Records provided:
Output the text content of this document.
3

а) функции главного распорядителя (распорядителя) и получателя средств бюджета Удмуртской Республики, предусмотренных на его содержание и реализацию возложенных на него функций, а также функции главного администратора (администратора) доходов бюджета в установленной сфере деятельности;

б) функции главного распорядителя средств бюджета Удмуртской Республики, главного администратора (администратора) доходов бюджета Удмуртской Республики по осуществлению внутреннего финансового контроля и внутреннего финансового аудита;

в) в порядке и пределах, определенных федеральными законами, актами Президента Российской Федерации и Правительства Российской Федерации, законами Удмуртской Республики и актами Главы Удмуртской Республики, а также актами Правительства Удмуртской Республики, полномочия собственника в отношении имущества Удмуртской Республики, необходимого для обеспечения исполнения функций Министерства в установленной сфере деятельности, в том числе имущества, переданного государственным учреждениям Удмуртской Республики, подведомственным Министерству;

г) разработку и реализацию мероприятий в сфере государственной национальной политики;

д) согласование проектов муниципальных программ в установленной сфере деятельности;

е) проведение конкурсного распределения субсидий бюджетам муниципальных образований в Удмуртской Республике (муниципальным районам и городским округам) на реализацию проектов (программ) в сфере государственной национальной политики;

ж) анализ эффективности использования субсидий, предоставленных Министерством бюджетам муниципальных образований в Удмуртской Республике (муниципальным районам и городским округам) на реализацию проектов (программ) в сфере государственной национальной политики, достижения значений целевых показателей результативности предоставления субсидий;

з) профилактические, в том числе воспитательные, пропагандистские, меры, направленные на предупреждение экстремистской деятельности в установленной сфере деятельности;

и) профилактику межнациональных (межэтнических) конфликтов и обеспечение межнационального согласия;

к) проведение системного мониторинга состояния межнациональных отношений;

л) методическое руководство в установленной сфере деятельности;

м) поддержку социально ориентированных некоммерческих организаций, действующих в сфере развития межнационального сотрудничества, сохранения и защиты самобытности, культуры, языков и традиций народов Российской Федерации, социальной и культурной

Your task: Track down every line of the material containing the string "межнациональных", and copy it.

Task output:
и) профилактику межнациональных (межэтнических) конфликтов и обеспечение межнационального согласия;
к) проведение системного мониторинга состояния межнациональных отношений;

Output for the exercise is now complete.